EXERCISE DATA -
========================

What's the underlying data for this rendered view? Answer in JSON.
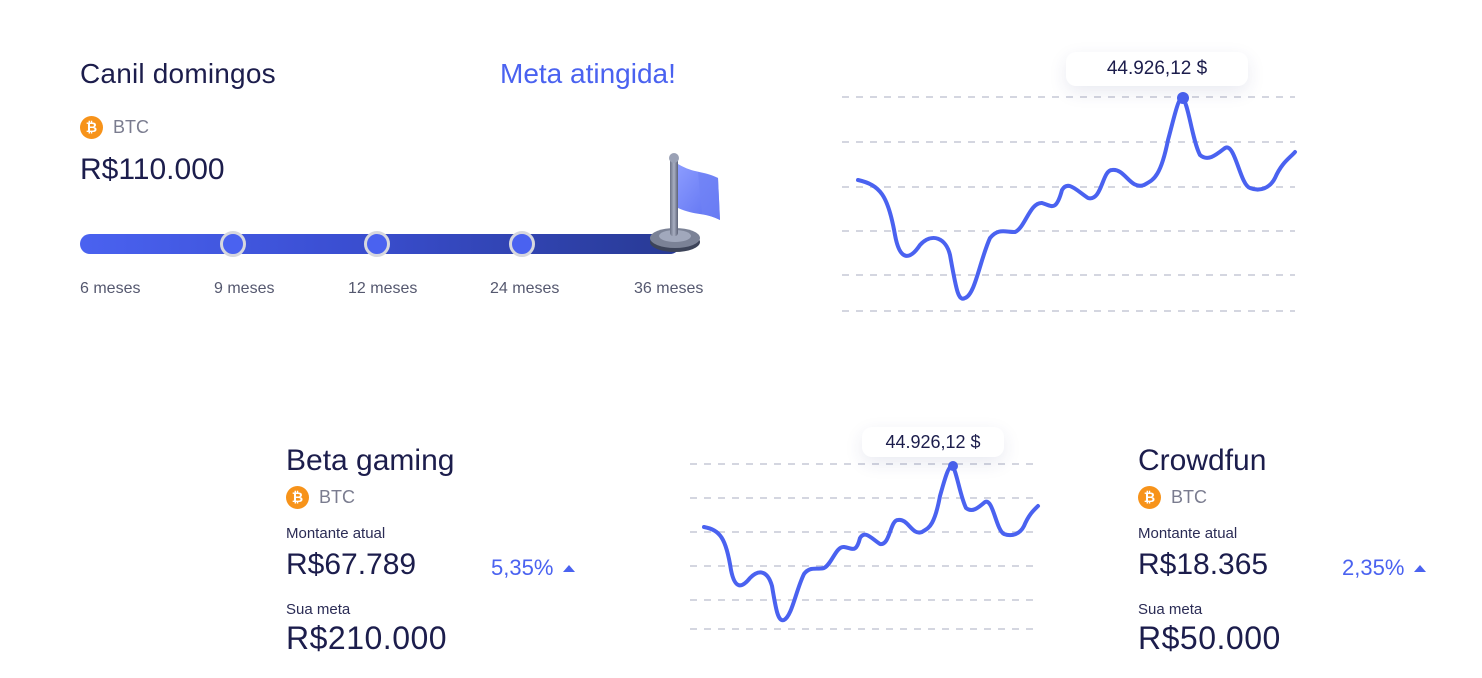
{
  "colors": {
    "accent": "#4a62f0",
    "text": "#1c1d4c",
    "muted": "#7a7c8f",
    "btc": "#f7931a"
  },
  "goal_card": {
    "name": "Canil domingos",
    "status": "Meta atingida!",
    "coin_icon": "bitcoin-icon",
    "coin": "BTC",
    "amount": "R$110.000",
    "milestones": [
      "6 meses",
      "9 meses",
      "12 meses",
      "24 meses",
      "36 meses"
    ],
    "flag_icon": "flag-icon",
    "chart_tooltip": "44.926,12 $"
  },
  "cards": [
    {
      "name": "Beta gaming",
      "coin": "BTC",
      "current_label": "Montante atual",
      "current_amount": "R$67.789",
      "change": "5,35%",
      "goal_label": "Sua meta",
      "goal_amount": "R$210.000",
      "chart_tooltip": "44.926,12 $"
    },
    {
      "name": "Crowdfun",
      "coin": "BTC",
      "current_label": "Montante atual",
      "current_amount": "R$18.365",
      "change": "2,35%",
      "goal_label": "Sua meta",
      "goal_amount": "R$50.000"
    }
  ]
}
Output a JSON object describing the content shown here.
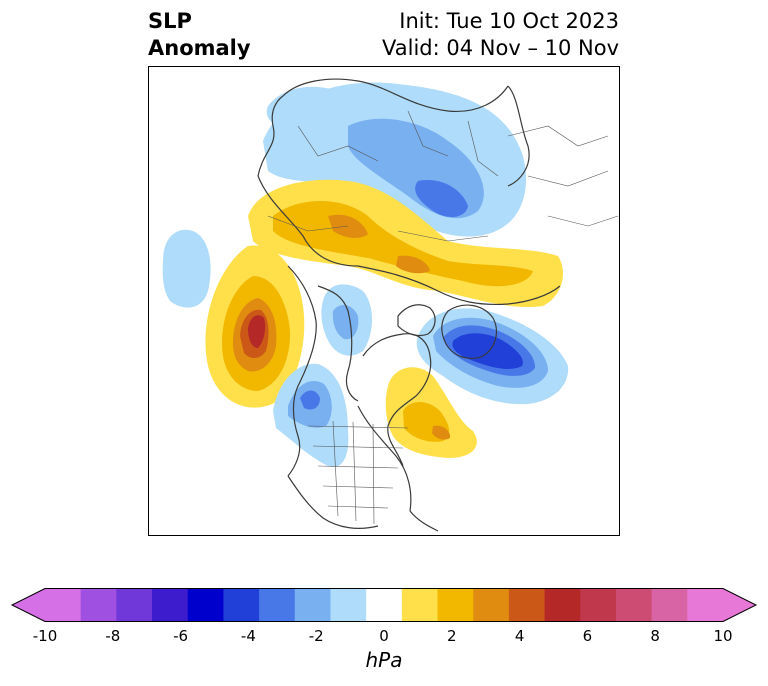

========================

WHAT IS REQUIRED - Copy in full each line that holds the word "JSON".

ANSWER TO THIS PROBLEM -
What's the underlying data for this rendered view? Answer in JSON.
Output a JSON object describing the content shown here.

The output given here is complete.